Goal of the exercise —
Write out each line that follows exactly as it stands, without the pictures.

Stored data:

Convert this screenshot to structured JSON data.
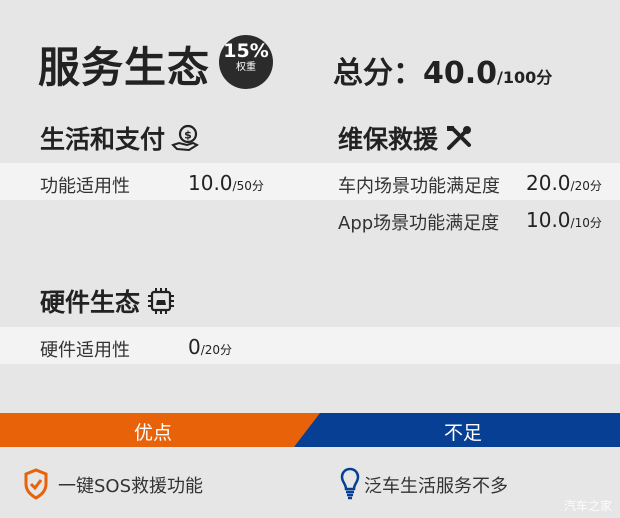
{
  "header": {
    "title": "服务生态",
    "weight_percent": "15%",
    "weight_label": "权重",
    "total_label": "总分：",
    "total_score": "40.0",
    "total_max": "/100分"
  },
  "sections": [
    {
      "title": "生活和支付",
      "icon": "money-hand-icon",
      "rows": [
        {
          "label": "功能适用性",
          "score": "10.0",
          "max": "/50分"
        }
      ]
    },
    {
      "title": "维保救援",
      "icon": "tools-icon",
      "rows": [
        {
          "label": "车内场景功能满足度",
          "score": "20.0",
          "max": "/20分"
        },
        {
          "label": "App场景功能满足度",
          "score": "10.0",
          "max": "/10分"
        }
      ]
    },
    {
      "title": "硬件生态",
      "icon": "chip-icon",
      "rows": [
        {
          "label": "硬件适用性",
          "score": "0",
          "max": "/20分"
        }
      ]
    }
  ],
  "pros_cons": {
    "pros_label": "优点",
    "cons_label": "不足",
    "pros": [
      "一键SOS救援功能"
    ],
    "cons": [
      "泛车生活服务不多"
    ]
  },
  "colors": {
    "pros": "#e8620a",
    "cons": "#063f94",
    "background": "#e6e6e6"
  },
  "watermark": "汽车之家"
}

Expected answer —
Convert this screenshot to structured JSON data.
{
  "header": {
    "title": "服务生态",
    "weight_percent": "15%",
    "weight_label": "权重",
    "total_label": "总分：",
    "total_score": "40.0",
    "total_max": "/100分"
  },
  "sections": [
    {
      "title": "生活和支付",
      "icon": "money-hand-icon",
      "rows": [
        {
          "label": "功能适用性",
          "score": "10.0",
          "max": "/50分"
        }
      ]
    },
    {
      "title": "维保救援",
      "icon": "tools-icon",
      "rows": [
        {
          "label": "车内场景功能满足度",
          "score": "20.0",
          "max": "/20分"
        },
        {
          "label": "App场景功能满足度",
          "score": "10.0",
          "max": "/10分"
        }
      ]
    },
    {
      "title": "硬件生态",
      "icon": "chip-icon",
      "rows": [
        {
          "label": "硬件适用性",
          "score": "0",
          "max": "/20分"
        }
      ]
    }
  ],
  "pros_cons": {
    "pros_label": "优点",
    "cons_label": "不足",
    "pros": [
      "一键SOS救援功能"
    ],
    "cons": [
      "泛车生活服务不多"
    ]
  },
  "colors": {
    "pros": "#e8620a",
    "cons": "#063f94",
    "background": "#e6e6e6"
  },
  "watermark": "汽车之家"
}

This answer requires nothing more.